▶ [SUPPLIED MATERIAL]:
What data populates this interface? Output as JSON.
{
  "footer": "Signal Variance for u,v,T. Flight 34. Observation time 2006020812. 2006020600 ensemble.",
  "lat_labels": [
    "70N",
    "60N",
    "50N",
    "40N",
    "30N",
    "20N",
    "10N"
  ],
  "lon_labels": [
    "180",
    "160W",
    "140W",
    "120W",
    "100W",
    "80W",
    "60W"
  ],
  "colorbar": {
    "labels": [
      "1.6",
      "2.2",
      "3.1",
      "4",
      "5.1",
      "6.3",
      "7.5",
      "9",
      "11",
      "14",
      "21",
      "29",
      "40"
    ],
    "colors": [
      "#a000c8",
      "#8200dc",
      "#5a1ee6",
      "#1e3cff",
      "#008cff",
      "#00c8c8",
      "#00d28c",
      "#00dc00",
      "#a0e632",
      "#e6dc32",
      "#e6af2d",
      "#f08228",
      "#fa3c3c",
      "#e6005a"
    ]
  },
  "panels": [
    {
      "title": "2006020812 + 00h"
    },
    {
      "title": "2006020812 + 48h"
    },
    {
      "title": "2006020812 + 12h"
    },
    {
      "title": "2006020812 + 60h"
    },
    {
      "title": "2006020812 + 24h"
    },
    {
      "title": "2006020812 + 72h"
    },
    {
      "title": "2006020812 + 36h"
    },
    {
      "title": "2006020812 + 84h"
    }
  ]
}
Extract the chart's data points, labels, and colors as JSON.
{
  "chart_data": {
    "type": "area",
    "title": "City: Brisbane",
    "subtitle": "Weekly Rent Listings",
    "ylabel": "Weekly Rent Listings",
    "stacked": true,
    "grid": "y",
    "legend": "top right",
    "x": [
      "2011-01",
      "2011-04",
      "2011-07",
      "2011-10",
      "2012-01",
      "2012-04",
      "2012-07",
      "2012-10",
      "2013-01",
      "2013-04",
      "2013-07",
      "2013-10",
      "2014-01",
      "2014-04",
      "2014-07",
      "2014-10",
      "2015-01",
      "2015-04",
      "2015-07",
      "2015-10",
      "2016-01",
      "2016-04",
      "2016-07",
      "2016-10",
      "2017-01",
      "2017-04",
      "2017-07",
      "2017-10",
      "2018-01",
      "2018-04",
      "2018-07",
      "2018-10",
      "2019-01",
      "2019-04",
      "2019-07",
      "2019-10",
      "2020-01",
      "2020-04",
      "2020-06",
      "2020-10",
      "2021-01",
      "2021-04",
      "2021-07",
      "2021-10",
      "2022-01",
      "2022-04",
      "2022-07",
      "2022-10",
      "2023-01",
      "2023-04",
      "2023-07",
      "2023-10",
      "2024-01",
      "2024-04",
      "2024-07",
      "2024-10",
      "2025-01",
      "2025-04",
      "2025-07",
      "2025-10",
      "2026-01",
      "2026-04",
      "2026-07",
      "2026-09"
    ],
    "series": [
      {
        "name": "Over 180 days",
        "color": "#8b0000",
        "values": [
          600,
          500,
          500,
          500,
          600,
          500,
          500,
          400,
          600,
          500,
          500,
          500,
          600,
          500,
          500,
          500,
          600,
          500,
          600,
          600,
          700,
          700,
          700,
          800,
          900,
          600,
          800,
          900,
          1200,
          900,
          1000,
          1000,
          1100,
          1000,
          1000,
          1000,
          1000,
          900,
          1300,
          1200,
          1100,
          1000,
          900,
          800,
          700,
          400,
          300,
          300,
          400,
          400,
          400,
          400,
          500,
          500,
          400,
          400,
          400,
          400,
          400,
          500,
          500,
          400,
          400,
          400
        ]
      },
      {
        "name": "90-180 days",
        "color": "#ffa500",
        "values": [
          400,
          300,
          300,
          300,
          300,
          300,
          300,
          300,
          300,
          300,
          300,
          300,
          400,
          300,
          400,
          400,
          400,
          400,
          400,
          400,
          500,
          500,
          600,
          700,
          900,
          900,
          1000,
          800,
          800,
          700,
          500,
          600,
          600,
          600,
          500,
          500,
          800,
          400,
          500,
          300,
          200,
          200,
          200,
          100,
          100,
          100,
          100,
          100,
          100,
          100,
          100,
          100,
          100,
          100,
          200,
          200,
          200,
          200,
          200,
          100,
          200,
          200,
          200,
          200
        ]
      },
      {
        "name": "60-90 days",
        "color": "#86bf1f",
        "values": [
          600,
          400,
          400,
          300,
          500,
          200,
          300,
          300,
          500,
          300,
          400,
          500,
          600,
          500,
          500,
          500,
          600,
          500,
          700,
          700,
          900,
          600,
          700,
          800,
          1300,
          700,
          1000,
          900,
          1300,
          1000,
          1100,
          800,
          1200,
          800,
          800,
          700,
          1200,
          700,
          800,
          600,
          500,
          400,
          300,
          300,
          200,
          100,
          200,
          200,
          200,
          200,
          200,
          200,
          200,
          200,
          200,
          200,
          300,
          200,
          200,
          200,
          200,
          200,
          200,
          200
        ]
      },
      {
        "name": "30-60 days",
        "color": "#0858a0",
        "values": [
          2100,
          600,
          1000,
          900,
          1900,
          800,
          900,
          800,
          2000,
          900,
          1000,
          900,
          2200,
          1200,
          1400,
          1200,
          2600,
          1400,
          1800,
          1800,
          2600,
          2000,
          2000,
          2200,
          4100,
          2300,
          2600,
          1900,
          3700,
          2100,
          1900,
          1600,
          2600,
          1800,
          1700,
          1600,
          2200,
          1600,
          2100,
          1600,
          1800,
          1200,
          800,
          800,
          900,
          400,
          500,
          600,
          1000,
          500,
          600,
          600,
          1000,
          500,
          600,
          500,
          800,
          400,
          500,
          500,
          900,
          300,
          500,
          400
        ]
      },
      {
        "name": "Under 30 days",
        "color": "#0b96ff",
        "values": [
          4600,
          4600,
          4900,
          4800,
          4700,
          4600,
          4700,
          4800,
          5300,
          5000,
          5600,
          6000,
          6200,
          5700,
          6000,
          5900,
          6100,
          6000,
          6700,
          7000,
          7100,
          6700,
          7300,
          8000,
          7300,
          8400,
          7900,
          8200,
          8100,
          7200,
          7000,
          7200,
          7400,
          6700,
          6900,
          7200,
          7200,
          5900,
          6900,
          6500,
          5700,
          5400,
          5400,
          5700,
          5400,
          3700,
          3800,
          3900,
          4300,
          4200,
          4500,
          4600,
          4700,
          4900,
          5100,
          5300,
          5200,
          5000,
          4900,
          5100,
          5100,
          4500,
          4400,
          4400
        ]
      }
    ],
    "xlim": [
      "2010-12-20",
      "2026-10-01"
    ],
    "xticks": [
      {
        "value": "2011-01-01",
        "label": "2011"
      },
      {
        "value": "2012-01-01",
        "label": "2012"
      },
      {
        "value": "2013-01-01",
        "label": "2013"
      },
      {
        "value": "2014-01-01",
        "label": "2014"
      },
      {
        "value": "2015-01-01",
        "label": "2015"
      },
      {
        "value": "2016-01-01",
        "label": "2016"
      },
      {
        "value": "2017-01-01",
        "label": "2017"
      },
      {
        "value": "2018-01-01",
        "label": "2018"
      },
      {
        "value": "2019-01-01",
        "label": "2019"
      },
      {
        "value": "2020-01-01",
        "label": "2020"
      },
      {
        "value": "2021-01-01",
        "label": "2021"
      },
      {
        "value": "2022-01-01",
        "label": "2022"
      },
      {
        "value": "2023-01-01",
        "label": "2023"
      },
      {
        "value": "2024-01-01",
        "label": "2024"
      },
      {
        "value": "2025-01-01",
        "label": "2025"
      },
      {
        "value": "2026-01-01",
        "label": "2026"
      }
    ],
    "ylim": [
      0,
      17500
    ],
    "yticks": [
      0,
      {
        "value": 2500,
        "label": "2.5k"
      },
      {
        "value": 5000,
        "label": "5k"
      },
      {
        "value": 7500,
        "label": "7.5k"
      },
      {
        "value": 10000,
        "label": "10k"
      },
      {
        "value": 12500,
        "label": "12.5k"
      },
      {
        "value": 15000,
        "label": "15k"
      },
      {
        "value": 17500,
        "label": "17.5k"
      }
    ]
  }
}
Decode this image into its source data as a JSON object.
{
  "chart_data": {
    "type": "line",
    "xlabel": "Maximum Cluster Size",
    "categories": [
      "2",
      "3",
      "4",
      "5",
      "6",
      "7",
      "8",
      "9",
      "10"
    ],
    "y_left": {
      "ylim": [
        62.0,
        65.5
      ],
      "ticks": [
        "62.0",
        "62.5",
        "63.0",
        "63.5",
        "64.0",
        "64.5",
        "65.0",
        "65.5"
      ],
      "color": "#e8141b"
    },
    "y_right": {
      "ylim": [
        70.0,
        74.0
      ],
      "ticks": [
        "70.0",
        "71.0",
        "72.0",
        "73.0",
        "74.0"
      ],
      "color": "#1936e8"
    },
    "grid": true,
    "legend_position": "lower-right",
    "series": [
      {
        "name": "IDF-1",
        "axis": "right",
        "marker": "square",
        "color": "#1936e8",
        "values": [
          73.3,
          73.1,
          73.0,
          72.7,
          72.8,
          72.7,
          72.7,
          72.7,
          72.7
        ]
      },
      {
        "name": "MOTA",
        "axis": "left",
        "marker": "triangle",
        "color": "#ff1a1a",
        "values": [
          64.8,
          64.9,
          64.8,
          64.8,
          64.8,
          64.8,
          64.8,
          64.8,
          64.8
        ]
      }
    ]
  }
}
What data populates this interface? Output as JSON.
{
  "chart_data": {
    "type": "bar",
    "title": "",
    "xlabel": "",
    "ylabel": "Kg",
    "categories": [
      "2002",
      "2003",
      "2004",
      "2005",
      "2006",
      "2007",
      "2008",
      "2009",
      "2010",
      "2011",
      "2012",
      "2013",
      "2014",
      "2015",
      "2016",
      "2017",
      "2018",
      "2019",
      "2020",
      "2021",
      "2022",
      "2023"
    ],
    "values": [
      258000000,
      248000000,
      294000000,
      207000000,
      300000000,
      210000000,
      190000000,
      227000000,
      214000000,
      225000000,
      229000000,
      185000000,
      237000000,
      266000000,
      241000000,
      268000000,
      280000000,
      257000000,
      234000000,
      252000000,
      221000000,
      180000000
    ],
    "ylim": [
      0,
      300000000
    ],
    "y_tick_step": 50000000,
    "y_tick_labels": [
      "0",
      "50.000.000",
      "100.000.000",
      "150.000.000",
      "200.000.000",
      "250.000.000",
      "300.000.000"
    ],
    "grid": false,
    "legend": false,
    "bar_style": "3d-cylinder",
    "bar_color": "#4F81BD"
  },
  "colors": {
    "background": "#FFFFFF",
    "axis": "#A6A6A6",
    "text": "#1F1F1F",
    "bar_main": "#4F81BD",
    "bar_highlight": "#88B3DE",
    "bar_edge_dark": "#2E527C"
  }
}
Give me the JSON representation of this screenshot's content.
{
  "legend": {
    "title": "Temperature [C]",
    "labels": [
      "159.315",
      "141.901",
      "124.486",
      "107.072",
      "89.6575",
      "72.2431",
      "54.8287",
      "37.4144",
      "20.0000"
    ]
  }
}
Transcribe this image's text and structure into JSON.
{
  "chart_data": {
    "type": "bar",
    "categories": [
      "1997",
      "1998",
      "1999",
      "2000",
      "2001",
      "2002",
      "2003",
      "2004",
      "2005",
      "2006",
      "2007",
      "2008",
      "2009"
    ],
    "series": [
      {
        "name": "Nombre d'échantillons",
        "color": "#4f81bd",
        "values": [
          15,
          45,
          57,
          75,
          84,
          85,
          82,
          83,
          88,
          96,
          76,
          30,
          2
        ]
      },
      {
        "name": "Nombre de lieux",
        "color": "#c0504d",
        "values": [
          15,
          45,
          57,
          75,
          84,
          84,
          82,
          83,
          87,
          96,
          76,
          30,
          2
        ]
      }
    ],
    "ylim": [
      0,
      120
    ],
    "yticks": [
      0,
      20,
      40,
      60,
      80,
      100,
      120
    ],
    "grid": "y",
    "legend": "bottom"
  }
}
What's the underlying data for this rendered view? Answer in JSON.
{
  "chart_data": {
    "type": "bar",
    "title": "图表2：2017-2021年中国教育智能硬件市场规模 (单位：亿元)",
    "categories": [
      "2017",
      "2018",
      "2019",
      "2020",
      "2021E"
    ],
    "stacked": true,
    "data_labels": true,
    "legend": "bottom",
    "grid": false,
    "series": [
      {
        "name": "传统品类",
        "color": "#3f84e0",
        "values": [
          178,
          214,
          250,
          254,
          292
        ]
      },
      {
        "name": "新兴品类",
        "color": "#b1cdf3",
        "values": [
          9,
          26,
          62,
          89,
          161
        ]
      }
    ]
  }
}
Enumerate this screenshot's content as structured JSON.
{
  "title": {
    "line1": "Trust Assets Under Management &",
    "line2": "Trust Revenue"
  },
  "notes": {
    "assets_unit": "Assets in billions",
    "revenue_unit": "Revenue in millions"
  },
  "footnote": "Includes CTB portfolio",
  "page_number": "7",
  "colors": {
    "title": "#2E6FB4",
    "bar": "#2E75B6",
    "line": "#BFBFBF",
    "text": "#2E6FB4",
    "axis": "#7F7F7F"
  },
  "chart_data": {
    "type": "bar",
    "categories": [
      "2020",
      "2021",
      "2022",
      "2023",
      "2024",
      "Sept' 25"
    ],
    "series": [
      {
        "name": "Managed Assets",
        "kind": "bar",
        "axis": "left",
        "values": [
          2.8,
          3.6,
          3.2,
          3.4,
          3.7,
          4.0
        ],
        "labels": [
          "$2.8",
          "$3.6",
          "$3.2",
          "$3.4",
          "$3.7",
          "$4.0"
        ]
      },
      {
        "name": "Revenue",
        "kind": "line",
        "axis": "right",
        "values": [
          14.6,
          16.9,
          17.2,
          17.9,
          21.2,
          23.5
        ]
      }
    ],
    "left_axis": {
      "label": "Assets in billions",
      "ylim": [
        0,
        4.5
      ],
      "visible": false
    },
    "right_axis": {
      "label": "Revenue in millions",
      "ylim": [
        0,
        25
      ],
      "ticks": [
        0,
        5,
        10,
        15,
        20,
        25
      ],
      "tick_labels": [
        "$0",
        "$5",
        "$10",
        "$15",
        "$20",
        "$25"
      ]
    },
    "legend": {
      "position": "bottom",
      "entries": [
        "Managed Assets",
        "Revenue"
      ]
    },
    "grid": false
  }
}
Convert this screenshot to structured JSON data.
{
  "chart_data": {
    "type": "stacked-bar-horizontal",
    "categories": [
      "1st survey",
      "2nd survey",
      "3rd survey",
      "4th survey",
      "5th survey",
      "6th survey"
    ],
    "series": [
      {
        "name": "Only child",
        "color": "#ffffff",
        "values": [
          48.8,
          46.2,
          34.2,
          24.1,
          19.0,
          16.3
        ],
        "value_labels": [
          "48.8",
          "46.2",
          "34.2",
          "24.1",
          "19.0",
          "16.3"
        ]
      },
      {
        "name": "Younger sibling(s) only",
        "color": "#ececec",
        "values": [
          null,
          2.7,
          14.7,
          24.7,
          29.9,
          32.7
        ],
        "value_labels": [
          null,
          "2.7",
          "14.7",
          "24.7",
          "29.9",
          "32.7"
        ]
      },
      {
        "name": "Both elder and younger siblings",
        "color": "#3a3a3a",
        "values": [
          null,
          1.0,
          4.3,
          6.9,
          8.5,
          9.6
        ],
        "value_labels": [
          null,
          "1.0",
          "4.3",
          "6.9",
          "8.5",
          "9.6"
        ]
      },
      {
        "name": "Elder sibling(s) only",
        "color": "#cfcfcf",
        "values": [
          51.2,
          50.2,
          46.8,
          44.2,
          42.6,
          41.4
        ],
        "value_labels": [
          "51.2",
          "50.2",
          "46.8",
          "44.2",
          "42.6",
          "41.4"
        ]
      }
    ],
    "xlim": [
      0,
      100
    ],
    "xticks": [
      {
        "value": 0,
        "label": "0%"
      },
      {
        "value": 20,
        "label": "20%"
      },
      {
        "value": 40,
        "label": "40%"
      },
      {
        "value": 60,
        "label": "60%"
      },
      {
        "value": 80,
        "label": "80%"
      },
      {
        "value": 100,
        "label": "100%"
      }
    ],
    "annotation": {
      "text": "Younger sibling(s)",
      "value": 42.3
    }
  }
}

▶ [GIVEN PROBLEM]: In the material above, find the lines that contain "days" and show them.

▶ [RESPONSE TO THE EXERCISE]:
        "name": "Over 180 days",
        "name": "90-180 days",
        "name": "60-90 days",
        "name": "30-60 days",
        "name": "Under 30 days",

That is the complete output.